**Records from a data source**
****
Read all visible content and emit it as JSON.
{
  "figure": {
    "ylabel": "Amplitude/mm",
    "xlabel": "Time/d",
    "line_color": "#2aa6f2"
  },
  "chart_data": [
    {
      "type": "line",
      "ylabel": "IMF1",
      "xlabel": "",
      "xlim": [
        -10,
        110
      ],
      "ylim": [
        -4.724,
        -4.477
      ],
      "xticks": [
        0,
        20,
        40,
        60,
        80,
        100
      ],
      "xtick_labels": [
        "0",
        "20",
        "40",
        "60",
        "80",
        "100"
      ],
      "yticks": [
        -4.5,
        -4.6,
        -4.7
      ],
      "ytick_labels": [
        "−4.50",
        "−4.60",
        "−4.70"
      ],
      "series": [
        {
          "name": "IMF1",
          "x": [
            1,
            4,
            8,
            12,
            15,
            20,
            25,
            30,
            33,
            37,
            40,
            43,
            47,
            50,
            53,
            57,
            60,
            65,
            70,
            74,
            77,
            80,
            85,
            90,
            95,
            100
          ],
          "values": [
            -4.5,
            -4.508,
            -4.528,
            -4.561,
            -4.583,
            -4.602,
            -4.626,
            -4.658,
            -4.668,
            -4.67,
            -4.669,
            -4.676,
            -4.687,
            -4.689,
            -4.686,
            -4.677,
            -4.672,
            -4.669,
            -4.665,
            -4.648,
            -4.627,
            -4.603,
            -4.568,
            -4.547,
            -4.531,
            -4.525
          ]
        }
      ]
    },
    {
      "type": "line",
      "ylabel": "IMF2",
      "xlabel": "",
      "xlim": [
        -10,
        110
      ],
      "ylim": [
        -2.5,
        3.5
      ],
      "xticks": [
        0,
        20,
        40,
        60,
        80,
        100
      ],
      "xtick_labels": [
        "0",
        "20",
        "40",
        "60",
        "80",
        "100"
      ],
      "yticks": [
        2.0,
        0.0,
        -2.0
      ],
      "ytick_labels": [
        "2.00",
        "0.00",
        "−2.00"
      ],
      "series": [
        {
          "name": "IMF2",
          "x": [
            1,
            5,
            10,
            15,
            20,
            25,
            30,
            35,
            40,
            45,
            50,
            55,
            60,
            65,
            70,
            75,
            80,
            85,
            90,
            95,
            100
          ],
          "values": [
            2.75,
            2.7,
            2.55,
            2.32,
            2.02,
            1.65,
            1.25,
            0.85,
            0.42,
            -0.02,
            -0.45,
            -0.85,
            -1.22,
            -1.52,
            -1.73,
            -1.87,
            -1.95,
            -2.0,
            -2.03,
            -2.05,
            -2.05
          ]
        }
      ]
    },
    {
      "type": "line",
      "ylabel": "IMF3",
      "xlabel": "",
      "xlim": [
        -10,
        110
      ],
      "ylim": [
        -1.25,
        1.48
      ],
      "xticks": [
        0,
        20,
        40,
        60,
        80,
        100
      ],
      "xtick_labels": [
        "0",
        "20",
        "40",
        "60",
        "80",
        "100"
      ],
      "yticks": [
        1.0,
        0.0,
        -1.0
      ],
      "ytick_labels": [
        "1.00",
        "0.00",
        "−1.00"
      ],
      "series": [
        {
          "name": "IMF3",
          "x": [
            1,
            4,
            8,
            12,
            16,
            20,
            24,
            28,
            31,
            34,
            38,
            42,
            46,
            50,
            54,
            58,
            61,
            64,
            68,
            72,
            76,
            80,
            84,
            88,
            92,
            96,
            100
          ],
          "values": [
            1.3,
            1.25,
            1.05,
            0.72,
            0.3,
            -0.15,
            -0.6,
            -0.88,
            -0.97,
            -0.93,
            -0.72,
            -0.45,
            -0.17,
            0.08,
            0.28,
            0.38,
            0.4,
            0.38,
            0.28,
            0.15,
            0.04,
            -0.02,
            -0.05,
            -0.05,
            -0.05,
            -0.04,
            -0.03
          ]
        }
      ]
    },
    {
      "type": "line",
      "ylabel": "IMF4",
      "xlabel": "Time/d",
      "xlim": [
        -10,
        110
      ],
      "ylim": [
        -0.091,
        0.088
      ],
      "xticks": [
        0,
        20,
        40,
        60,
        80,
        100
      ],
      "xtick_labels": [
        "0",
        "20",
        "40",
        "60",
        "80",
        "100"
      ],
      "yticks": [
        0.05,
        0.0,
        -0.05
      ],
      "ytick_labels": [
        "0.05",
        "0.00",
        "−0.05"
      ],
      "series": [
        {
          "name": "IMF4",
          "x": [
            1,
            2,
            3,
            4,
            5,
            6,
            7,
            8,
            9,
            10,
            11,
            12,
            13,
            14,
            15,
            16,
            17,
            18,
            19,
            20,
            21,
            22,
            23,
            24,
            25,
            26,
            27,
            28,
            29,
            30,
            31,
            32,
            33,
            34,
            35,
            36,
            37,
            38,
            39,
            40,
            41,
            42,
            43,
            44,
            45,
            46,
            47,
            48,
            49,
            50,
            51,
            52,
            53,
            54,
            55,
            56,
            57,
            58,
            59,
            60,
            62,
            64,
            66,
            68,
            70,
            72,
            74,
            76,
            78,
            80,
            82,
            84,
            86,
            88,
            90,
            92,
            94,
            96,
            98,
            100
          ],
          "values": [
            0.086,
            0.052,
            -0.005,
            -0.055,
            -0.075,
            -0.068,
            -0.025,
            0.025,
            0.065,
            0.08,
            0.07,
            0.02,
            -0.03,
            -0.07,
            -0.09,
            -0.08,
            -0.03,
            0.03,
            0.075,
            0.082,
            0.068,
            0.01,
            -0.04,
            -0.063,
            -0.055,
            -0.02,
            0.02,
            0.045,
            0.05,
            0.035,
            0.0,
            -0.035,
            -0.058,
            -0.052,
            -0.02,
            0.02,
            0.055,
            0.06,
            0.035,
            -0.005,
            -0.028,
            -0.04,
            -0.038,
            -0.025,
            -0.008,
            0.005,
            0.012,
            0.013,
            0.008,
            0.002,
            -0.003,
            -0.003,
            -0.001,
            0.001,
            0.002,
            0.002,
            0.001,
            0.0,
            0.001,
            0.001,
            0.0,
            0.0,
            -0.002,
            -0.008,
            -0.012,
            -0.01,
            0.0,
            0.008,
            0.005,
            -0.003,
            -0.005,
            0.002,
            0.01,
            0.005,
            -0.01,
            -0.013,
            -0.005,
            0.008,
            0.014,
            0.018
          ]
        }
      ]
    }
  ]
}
****
**Stated goal**
Your task is to quote all of the data word for word.

**Exercise response**
Read all visible content and emit it as JSON.
{
  "figure": {
    "ylabel": "Amplitude/mm",
    "xlabel": "Time/d",
    "line_color": "#2aa6f2"
  },
  "chart_data": [
    {
      "type": "line",
      "ylabel": "IMF1",
      "xlabel": "",
      "xlim": [
        -10,
        110
      ],
      "ylim": [
        -4.724,
        -4.477
      ],
      "xticks": [
        0,
        20,
        40,
        60,
        80,
        100
      ],
      "xtick_labels": [
        "0",
        "20",
        "40",
        "60",
        "80",
        "100"
      ],
      "yticks": [
        -4.5,
        -4.6,
        -4.7
      ],
      "ytick_labels": [
        "−4.50",
        "−4.60",
        "−4.70"
      ],
      "series": [
        {
          "name": "IMF1",
          "x": [
            1,
            4,
            8,
            12,
            15,
            20,
            25,
            30,
            33,
            37,
            40,
            43,
            47,
            50,
            53,
            57,
            60,
            65,
            70,
            74,
            77,
            80,
            85,
            90,
            95,
            100
          ],
          "values": [
            -4.5,
            -4.508,
            -4.528,
            -4.561,
            -4.583,
            -4.602,
            -4.626,
            -4.658,
            -4.668,
            -4.67,
            -4.669,
            -4.676,
            -4.687,
            -4.689,
            -4.686,
            -4.677,
            -4.672,
            -4.669,
            -4.665,
            -4.648,
            -4.627,
            -4.603,
            -4.568,
            -4.547,
            -4.531,
            -4.525
          ]
        }
      ]
    },
    {
      "type": "line",
      "ylabel": "IMF2",
      "xlabel": "",
      "xlim": [
        -10,
        110
      ],
      "ylim": [
        -2.5,
        3.5
      ],
      "xticks": [
        0,
        20,
        40,
        60,
        80,
        100
      ],
      "xtick_labels": [
        "0",
        "20",
        "40",
        "60",
        "80",
        "100"
      ],
      "yticks": [
        2.0,
        0.0,
        -2.0
      ],
      "ytick_labels": [
        "2.00",
        "0.00",
        "−2.00"
      ],
      "series": [
        {
          "name": "IMF2",
          "x": [
            1,
            5,
            10,
            15,
            20,
            25,
            30,
            35,
            40,
            45,
            50,
            55,
            60,
            65,
            70,
            75,
            80,
            85,
            90,
            95,
            100
          ],
          "values": [
            2.75,
            2.7,
            2.55,
            2.32,
            2.02,
            1.65,
            1.25,
            0.85,
            0.42,
            -0.02,
            -0.45,
            -0.85,
            -1.22,
            -1.52,
            -1.73,
            -1.87,
            -1.95,
            -2.0,
            -2.03,
            -2.05,
            -2.05
          ]
        }
      ]
    },
    {
      "type": "line",
      "ylabel": "IMF3",
      "xlabel": "",
      "xlim": [
        -10,
        110
      ],
      "ylim": [
        -1.25,
        1.48
      ],
      "xticks": [
        0,
        20,
        40,
        60,
        80,
        100
      ],
      "xtick_labels": [
        "0",
        "20",
        "40",
        "60",
        "80",
        "100"
      ],
      "yticks": [
        1.0,
        0.0,
        -1.0
      ],
      "ytick_labels": [
        "1.00",
        "0.00",
        "−1.00"
      ],
      "series": [
        {
          "name": "IMF3",
          "x": [
            1,
            4,
            8,
            12,
            16,
            20,
            24,
            28,
            31,
            34,
            38,
            42,
            46,
            50,
            54,
            58,
            61,
            64,
            68,
            72,
            76,
            80,
            84,
            88,
            92,
            96,
            100
          ],
          "values": [
            1.3,
            1.25,
            1.05,
            0.72,
            0.3,
            -0.15,
            -0.6,
            -0.88,
            -0.97,
            -0.93,
            -0.72,
            -0.45,
            -0.17,
            0.08,
            0.28,
            0.38,
            0.4,
            0.38,
            0.28,
            0.15,
            0.04,
            -0.02,
            -0.05,
            -0.05,
            -0.05,
            -0.04,
            -0.03
          ]
        }
      ]
    },
    {
      "type": "line",
      "ylabel": "IMF4",
      "xlabel": "Time/d",
      "xlim": [
        -10,
        110
      ],
      "ylim": [
        -0.091,
        0.088
      ],
      "xticks": [
        0,
        20,
        40,
        60,
        80,
        100
      ],
      "xtick_labels": [
        "0",
        "20",
        "40",
        "60",
        "80",
        "100"
      ],
      "yticks": [
        0.05,
        0.0,
        -0.05
      ],
      "ytick_labels": [
        "0.05",
        "0.00",
        "−0.05"
      ],
      "series": [
        {
          "name": "IMF4",
          "x": [
            1,
            2,
            3,
            4,
            5,
            6,
            7,
            8,
            9,
            10,
            11,
            12,
            13,
            14,
            15,
            16,
            17,
            18,
            19,
            20,
            21,
            22,
            23,
            24,
            25,
            26,
            27,
            28,
            29,
            30,
            31,
            32,
            33,
            34,
            35,
            36,
            37,
            38,
            39,
            40,
            41,
            42,
            43,
            44,
            45,
            46,
            47,
            48,
            49,
            50,
            51,
            52,
            53,
            54,
            55,
            56,
            57,
            58,
            59,
            60,
            62,
            64,
            66,
            68,
            70,
            72,
            74,
            76,
            78,
            80,
            82,
            84,
            86,
            88,
            90,
            92,
            94,
            96,
            98,
            100
          ],
          "values": [
            0.086,
            0.052,
            -0.005,
            -0.055,
            -0.075,
            -0.068,
            -0.025,
            0.025,
            0.065,
            0.08,
            0.07,
            0.02,
            -0.03,
            -0.07,
            -0.09,
            -0.08,
            -0.03,
            0.03,
            0.075,
            0.082,
            0.068,
            0.01,
            -0.04,
            -0.063,
            -0.055,
            -0.02,
            0.02,
            0.045,
            0.05,
            0.035,
            0.0,
            -0.035,
            -0.058,
            -0.052,
            -0.02,
            0.02,
            0.055,
            0.06,
            0.035,
            -0.005,
            -0.028,
            -0.04,
            -0.038,
            -0.025,
            -0.008,
            0.005,
            0.012,
            0.013,
            0.008,
            0.002,
            -0.003,
            -0.003,
            -0.001,
            0.001,
            0.002,
            0.002,
            0.001,
            0.0,
            0.001,
            0.001,
            0.0,
            0.0,
            -0.002,
            -0.008,
            -0.012,
            -0.01,
            0.0,
            0.008,
            0.005,
            -0.003,
            -0.005,
            0.002,
            0.01,
            0.005,
            -0.01,
            -0.013,
            -0.005,
            0.008,
            0.014,
            0.018
          ]
        }
      ]
    }
  ]
}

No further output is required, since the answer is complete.